◆ WHAT IS ASKED: For each line that holds "وكذلك", copy the line out.

◆ RECORDS SUPPLIED:
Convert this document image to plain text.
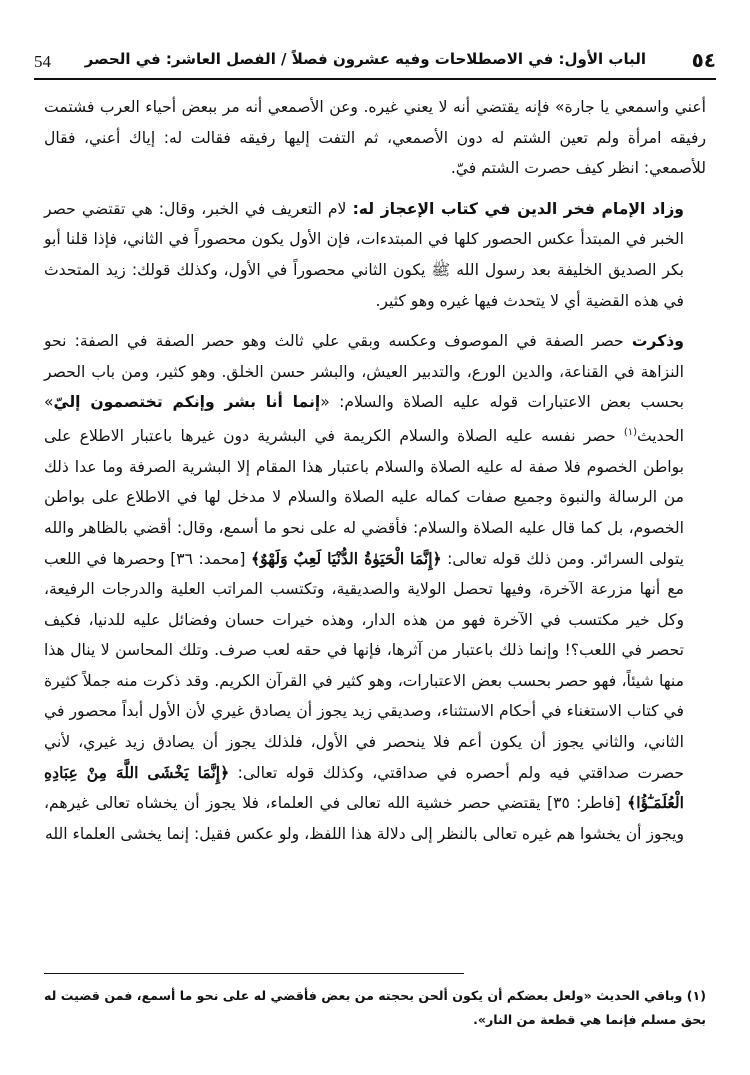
54 الباب الأول: في الاصطلاحات وفيه عشرون فصلاً / الفصل العاشر: في الحصر ٥٤

أعني واسمعي يا جارة» فإنه يقتضي أنه لا يعني غيره. وعن الأصمعي أنه مر ببعض أحياء العرب فشتمت رفيقه امرأة ولم تعين الشتم له دون الأصمعي، ثم التفت إليها رفيقه فقالت له: إياك أعني، فقال للأصمعي: انظر كيف حصرت الشتم فيّ.

وزاد الإمام فخر الدين في كتاب الإعجاز له: لام التعريف في الخبر، وقال: هي تقتضي حصر الخبر في المبتدأ عكس الحصور كلها في المبتدءات، فإن الأول يكون محصوراً في الثاني، فإذا قلنا أبو بكر الصديق الخليفة بعد رسول الله ﷺ يكون الثاني محصوراً في الأول، وكذلك قولك: زيد المتحدث في هذه القضية أي لا يتحدث فيها غيره وهو كثير.

وذكرت حصر الصفة في الموصوف وعكسه وبقي علي ثالث وهو حصر الصفة في الصفة: نحو النزاهة في القناعة، والدين الورع، والتدبير العيش، والبشر حسن الخلق. وهو كثير، ومن باب الحصر بحسب بعض الاعتبارات قوله عليه الصلاة والسلام: «إنما أنا بشر وإنكم تختصمون إليّ» الحديث$^{(١)}$ حصر نفسه عليه الصلاة والسلام الكريمة في البشرية دون غيرها باعتبار الاطلاع على بواطن الخصوم فلا صفة له عليه الصلاة والسلام باعتبار هذا المقام إلا البشرية الصرفة وما عدا ذلك من الرسالة والنبوة وجميع صفات كماله عليه الصلاة والسلام لا مدخل لها في الاطلاع على بواطن الخصوم، بل كما قال عليه الصلاة والسلام: فأقضي له على نحو ما أسمع، وقال: أقضي بالظاهر والله يتولى السرائر. ومن ذلك قوله تعالى: ﴿إِنَّمَا الْحَيَوٰةُ الدُّنْيَا لَعِبٌ وَلَهْوٌ﴾ [محمد: ٣٦] وحصرها في اللعب مع أنها مزرعة الآخرة، وفيها تحصل الولاية والصديقية، وتكتسب المراتب العلية والدرجات الرفيعة، وكل خير مكتسب في الآخرة فهو من هذه الدار، وهذه خيرات حسان وفضائل عليه للدنيا، فكيف تحصر في اللعب؟! وإنما ذلك باعتبار من آثرها، فإنها في حقه لعب صرف. وتلك المحاسن لا ينال هذا منها شيئاً، فهو حصر بحسب بعض الاعتبارات، وهو كثير في القرآن الكريم. وقد ذكرت منه جملاً كثيرة في كتاب الاستغناء في أحكام الاستثناء، وصديقي زيد يجوز أن يصادق غيري لأن الأول أبداً محصور في الثاني، والثاني يجوز أن يكون أعم فلا ينحصر في الأول، فلذلك يجوز أن يصادق زيد غيري، لأني حصرت صداقتي فيه ولم أحصره في صداقتي، وكذلك قوله تعالى: ﴿إِنَّمَا يَخْشَى اللَّهَ مِنْ عِبَادِهِ الْعُلَمَـٰٓؤُا﴾ [فاطر: ٣٥] يقتضي حصر خشية الله تعالى في العلماء، فلا يجوز أن يخشاه تعالى غيرهم، ويجوز أن يخشوا هم غيره تعالى بالنظر إلى دلالة هذا اللفظ، ولو عكس فقيل: إنما يخشى العلماء الله

(١) وباقي الحديث «ولعل بعضكم أن يكون ألحن بحجته من بعض فأقضي له على نحو ما أسمع، فمن قضيت له بحق مسلم فإنما هي قطعة من النار».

◆ RESULT FOR THIS TASK:
وزاد الإمام فخر الدين في كتاب الإعجاز له: لام التعريف في الخبر، وقال: هي تقتضي حصر الخبر في المبتدأ عكس الحصور كلها في المبتدءات، فإن الأول يكون محصوراً في الثاني، فإذا قلنا أبو بكر الصديق الخليفة بعد رسول الله ﷺ يكون الثاني محصوراً في الأول، وكذلك قولك: زيد المتحدث في هذه القضية أي لا يتحدث فيها غيره وهو كثير.
وذكرت حصر الصفة في الموصوف وعكسه وبقي علي ثالث وهو حصر الصفة في الصفة: نحو النزاهة في القناعة، والدين الورع، والتدبير العيش، والبشر حسن الخلق. وهو كثير، ومن باب الحصر بحسب بعض الاعتبارات قوله عليه الصلاة والسلام: «إنما أنا بشر وإنكم تختصمون إليّ» الحديث$^{(١)}$ حصر نفسه عليه الصلاة والسلام الكريمة في البشرية دون غيرها باعتبار الاطلاع على بواطن الخصوم فلا صفة له عليه الصلاة والسلام باعتبار هذا المقام إلا البشرية الصرفة وما عدا ذلك من الرسالة والنبوة وجميع صفات كماله عليه الصلاة والسلام لا مدخل لها في الاطلاع على بواطن الخصوم، بل كما قال عليه الصلاة والسلام: فأقضي له على نحو ما أسمع، وقال: أقضي بالظاهر والله يتولى السرائر. ومن ذلك قوله تعالى: ﴿إِنَّمَا الْحَيَوٰةُ الدُّنْيَا لَعِبٌ وَلَهْوٌ﴾ [محمد: ٣٦] وحصرها في اللعب مع أنها مزرعة الآخرة، وفيها تحصل الولاية والصديقية، وتكتسب المراتب العلية والدرجات الرفيعة، وكل خير مكتسب في الآخرة فهو من هذه الدار، وهذه خيرات حسان وفضائل عليه للدنيا، فكيف تحصر في اللعب؟! وإنما ذلك باعتبار من آثرها، فإنها في حقه لعب صرف. وتلك المحاسن لا ينال هذا منها شيئاً، فهو حصر بحسب بعض الاعتبارات، وهو كثير في القرآن الكريم. وقد ذكرت منه جملاً كثيرة في كتاب الاستغناء في أحكام الاستثناء، وصديقي زيد يجوز أن يصادق غيري لأن الأول أبداً محصور في الثاني، والثاني يجوز أن يكون أعم فلا ينحصر في الأول، فلذلك يجوز أن يصادق زيد غيري، لأني حصرت صداقتي فيه ولم أحصره في صداقتي، وكذلك قوله تعالى: ﴿إِنَّمَا يَخْشَى اللَّهَ مِنْ عِبَادِهِ الْعُلَمَـٰٓؤُا﴾ [فاطر: ٣٥] يقتضي حصر خشية الله تعالى في العلماء، فلا يجوز أن يخشاه تعالى غيرهم، ويجوز أن يخشوا هم غيره تعالى بالنظر إلى دلالة هذا اللفظ، ولو عكس فقيل: إنما يخشى العلماء الله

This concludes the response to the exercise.